◆ **To do**
Below are some records; work out how many of their lines contain "text" and give the number only.

◆ **Records for the task**
:::::
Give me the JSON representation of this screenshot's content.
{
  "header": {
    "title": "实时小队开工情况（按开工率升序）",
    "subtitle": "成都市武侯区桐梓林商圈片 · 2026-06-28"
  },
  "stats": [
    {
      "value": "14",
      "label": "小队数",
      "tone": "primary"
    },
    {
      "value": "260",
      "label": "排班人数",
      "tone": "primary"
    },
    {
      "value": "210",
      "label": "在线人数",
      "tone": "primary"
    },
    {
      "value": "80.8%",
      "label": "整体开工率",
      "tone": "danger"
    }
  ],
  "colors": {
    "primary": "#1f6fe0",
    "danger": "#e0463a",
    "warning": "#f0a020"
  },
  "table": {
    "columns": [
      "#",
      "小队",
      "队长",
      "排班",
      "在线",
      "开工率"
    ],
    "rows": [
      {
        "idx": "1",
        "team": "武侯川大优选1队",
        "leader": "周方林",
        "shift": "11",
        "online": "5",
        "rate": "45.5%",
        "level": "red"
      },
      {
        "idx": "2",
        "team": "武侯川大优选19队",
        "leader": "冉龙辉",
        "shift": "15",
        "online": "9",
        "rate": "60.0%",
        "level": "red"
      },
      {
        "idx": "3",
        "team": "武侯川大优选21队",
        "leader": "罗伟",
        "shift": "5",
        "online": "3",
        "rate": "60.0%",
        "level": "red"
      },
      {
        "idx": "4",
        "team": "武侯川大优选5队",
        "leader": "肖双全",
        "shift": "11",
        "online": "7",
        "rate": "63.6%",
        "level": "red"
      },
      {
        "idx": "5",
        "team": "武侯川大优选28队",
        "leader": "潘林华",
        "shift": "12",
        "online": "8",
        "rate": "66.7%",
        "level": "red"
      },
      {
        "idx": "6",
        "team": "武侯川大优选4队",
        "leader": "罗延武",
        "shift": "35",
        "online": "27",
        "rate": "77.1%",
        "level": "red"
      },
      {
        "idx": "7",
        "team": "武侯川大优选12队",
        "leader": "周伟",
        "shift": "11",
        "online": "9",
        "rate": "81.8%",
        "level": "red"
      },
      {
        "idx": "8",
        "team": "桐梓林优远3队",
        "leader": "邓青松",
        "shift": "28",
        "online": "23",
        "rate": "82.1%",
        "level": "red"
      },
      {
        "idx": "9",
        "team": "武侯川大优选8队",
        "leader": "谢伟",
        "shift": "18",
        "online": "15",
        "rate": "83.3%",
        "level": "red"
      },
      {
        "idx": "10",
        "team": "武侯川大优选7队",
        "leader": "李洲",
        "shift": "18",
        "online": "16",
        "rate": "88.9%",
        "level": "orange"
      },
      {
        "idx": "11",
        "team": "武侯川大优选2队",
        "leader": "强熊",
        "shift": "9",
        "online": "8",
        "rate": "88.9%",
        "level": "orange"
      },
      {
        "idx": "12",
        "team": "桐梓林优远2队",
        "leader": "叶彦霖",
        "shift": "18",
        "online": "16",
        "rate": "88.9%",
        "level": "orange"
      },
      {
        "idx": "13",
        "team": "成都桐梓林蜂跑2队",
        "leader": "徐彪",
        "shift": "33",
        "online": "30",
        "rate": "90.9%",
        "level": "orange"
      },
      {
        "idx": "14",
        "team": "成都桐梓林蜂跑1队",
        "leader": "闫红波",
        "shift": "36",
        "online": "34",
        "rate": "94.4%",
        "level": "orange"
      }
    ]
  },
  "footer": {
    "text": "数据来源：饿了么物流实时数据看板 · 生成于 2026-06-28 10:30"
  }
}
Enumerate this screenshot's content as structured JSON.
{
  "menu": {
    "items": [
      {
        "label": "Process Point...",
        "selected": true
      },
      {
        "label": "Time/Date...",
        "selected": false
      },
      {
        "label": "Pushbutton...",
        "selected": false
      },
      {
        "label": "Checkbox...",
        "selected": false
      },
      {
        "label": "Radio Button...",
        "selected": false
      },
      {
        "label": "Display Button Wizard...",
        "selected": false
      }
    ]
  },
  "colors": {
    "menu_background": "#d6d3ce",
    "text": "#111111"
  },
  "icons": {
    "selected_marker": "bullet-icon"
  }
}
:::::
◆ **Solution to this problem**
2